Observation data (J2000 epoch)
- Constellation: Boötes
- Right ascension: 14^{h} 29^{m} 16.6^{s}
- Declination: +28° 49′ 18.7″
- Redshift: 0.01440
- Heliocentric radial velocity: 4286 km/s
- Galactocentric velocity: 4384 km/s
- Distance: 196 ± 14 Mly (60.1 ± 4.2 Mpc)
- Apparent magnitude (V): 13.0
- Absolute magnitude (V): -20.9

Characteristics
- Type: (R')SAB(r)ab
- Apparent size (V): 2.4' x 1.1'

Other designations
- UGC 9300, MCG +05-34-055, PGC 51758

= NGC 5641 =

Galaxy in the constellation of Boötes

NGC 5641 is a type Sb-barred spiral galaxy in the constellation of Boötes, registered in New General Catalogue (NGC). It is located five degrees east of NGC 5466.

SUPPLIED DATA >>
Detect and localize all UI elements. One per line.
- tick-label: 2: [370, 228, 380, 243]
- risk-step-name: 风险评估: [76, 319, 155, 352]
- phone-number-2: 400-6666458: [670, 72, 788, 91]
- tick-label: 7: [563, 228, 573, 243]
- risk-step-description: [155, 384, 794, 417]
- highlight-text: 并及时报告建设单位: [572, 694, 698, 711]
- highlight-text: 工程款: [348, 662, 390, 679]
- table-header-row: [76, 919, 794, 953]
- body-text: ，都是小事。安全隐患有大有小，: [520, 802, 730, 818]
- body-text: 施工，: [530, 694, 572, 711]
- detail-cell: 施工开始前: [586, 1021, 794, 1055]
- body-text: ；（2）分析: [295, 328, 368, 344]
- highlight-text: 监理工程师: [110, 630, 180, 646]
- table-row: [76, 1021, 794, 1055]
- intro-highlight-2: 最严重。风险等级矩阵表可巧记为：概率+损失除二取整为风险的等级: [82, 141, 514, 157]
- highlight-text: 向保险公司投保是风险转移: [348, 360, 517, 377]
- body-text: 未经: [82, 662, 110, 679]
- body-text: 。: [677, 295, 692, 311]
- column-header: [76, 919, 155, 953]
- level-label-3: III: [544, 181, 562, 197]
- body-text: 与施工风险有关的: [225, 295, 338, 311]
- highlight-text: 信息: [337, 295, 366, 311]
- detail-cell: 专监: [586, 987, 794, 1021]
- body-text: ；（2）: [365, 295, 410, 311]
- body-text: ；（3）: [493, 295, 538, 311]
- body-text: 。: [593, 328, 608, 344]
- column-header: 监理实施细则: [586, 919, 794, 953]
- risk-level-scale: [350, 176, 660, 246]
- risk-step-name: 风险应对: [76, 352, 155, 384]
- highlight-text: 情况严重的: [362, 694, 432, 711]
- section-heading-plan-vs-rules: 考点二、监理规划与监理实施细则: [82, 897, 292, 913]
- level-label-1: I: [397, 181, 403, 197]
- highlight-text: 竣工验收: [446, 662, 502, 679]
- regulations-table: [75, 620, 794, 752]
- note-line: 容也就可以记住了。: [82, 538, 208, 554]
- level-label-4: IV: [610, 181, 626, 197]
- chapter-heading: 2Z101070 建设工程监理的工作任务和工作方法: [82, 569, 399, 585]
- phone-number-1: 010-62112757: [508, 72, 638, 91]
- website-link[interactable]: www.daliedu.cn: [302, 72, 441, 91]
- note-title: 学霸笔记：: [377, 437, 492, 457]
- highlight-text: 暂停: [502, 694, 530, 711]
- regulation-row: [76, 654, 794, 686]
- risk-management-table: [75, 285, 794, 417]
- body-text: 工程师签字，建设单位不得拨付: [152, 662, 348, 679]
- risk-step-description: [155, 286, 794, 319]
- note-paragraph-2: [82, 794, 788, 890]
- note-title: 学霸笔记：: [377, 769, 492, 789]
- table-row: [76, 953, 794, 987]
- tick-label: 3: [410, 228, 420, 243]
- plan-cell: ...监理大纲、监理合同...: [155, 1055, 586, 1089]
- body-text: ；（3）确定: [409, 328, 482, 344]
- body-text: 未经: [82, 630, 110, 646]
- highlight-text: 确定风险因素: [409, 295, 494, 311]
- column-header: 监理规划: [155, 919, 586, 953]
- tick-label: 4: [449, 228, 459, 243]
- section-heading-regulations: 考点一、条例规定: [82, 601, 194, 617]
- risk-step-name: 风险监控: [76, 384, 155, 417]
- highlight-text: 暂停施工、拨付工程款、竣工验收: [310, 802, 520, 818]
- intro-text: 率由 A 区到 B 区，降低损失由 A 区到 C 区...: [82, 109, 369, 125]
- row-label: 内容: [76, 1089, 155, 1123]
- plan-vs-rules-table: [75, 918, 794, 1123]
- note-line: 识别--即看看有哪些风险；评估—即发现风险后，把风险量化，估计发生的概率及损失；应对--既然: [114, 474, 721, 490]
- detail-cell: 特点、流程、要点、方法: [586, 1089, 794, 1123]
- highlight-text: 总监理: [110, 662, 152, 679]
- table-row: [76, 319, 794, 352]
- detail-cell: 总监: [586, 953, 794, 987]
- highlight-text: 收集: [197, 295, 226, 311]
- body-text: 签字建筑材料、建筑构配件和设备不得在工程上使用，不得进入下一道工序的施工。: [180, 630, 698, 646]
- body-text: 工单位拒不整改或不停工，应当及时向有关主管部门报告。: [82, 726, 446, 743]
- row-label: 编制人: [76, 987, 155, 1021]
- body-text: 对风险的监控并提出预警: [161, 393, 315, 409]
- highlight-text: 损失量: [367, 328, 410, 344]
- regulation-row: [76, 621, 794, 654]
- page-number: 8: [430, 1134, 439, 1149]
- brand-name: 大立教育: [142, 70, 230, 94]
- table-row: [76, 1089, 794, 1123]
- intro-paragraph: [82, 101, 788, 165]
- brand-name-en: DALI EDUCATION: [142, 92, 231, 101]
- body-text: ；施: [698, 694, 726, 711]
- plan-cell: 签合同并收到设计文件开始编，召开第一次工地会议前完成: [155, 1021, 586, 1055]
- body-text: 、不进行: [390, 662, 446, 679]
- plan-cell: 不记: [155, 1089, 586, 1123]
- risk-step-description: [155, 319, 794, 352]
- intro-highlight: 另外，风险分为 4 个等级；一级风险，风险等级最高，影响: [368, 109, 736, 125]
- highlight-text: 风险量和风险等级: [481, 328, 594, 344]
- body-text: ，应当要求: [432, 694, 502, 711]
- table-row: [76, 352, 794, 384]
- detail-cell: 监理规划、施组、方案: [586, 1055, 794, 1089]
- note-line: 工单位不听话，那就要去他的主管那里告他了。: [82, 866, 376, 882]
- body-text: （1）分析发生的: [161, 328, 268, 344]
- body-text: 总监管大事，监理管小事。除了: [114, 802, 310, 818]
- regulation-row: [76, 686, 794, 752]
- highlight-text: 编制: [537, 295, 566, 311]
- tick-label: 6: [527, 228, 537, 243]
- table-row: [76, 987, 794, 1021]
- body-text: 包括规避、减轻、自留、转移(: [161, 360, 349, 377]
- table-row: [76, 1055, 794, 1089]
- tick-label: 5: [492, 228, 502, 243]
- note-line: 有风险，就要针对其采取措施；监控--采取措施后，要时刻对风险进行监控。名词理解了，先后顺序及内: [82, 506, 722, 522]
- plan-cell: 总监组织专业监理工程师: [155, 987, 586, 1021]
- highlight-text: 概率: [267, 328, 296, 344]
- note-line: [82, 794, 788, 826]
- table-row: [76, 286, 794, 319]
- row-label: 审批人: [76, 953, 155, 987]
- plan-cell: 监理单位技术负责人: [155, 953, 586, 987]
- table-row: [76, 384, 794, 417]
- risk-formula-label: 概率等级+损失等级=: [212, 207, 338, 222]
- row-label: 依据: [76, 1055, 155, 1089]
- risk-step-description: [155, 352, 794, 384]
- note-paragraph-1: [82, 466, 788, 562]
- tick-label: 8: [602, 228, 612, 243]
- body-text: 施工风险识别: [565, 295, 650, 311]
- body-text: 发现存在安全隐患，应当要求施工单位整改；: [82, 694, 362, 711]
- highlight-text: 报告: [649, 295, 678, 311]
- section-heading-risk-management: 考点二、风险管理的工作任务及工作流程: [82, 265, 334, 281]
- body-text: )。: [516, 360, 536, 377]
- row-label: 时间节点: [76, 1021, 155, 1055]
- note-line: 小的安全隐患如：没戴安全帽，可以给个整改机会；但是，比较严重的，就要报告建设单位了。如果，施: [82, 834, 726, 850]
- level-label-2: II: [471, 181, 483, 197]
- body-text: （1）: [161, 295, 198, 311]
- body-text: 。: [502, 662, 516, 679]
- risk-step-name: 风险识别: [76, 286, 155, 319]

INSTRUCTIONS TO FOLLOW >>
Resume the text on the galaxy NGC 5641 from the point where it stops. The records have no connection to the text on the galaxy NGC 5641.

TASK RESULT >>
==Observation history==
NGC 5641 was discovered by Édouard Stephan on 4 June 1880. John Louis Emil Dreyer inside the New General Catalogue, described the galaxy as "pretty bright, pretty small, a little extended, much brighter middle, mottled but not resolved?" It was described in Burnham's Celestial Handbook as "pretty bright, pretty small, slightly elongated and much brighter in the middle". Walter Scott Houston also noted that this galaxy was missed by William Herschel. He wrote "although NGC 5641 is only 2' long, this should not have been a problem for Herschel observing at 157x."

==NGC 5653 group==
According to A. M. Garcia, NGC 5641 is part of the NGC 5653 group (also known as LGG 383). This group of galaxies has at least 15 members, including NGC 5629, NGC 5635, NGC 5639, NGC 5642, NGC 5653, NGC 5659, NGC 5657, NGC 5672, NGC 5703, NGC 5735, IC 4397, UGC 9253, UGC 9268, and UGC 9302.